Data provided>
**********

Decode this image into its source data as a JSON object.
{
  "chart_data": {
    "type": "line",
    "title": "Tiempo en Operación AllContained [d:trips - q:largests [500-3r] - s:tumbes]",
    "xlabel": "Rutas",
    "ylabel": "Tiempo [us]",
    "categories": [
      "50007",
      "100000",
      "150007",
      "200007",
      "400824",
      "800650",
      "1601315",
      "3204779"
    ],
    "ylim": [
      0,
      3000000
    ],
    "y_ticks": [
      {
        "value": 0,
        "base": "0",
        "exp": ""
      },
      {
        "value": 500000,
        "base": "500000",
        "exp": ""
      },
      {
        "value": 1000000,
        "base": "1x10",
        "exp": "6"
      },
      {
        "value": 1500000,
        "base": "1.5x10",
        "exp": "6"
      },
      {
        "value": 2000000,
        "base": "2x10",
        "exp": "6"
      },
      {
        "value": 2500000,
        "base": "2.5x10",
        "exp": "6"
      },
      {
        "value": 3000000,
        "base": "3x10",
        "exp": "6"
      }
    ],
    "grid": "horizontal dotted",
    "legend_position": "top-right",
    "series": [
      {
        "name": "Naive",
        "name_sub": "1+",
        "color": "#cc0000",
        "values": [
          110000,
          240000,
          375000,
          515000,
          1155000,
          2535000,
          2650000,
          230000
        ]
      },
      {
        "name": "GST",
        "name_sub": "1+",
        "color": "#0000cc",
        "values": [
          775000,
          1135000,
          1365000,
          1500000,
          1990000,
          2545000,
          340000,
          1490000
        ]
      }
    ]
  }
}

**********

Output the data above exactly, please, line for line.

Decode this image into its source data as a JSON object.
{
  "chart_data": {
    "type": "line",
    "title": "Tiempo en Operación AllContained [d:trips - q:largests [500-3r] - s:tumbes]",
    "xlabel": "Rutas",
    "ylabel": "Tiempo [us]",
    "categories": [
      "50007",
      "100000",
      "150007",
      "200007",
      "400824",
      "800650",
      "1601315",
      "3204779"
    ],
    "ylim": [
      0,
      3000000
    ],
    "y_ticks": [
      {
        "value": 0,
        "base": "0",
        "exp": ""
      },
      {
        "value": 500000,
        "base": "500000",
        "exp": ""
      },
      {
        "value": 1000000,
        "base": "1x10",
        "exp": "6"
      },
      {
        "value": 1500000,
        "base": "1.5x10",
        "exp": "6"
      },
      {
        "value": 2000000,
        "base": "2x10",
        "exp": "6"
      },
      {
        "value": 2500000,
        "base": "2.5x10",
        "exp": "6"
      },
      {
        "value": 3000000,
        "base": "3x10",
        "exp": "6"
      }
    ],
    "grid": "horizontal dotted",
    "legend_position": "top-right",
    "series": [
      {
        "name": "Naive",
        "name_sub": "1+",
        "color": "#cc0000",
        "values": [
          110000,
          240000,
          375000,
          515000,
          1155000,
          2535000,
          2650000,
          230000
        ]
      },
      {
        "name": "GST",
        "name_sub": "1+",
        "color": "#0000cc",
        "values": [
          775000,
          1135000,
          1365000,
          1500000,
          1990000,
          2545000,
          340000,
          1490000
        ]
      }
    ]
  }
}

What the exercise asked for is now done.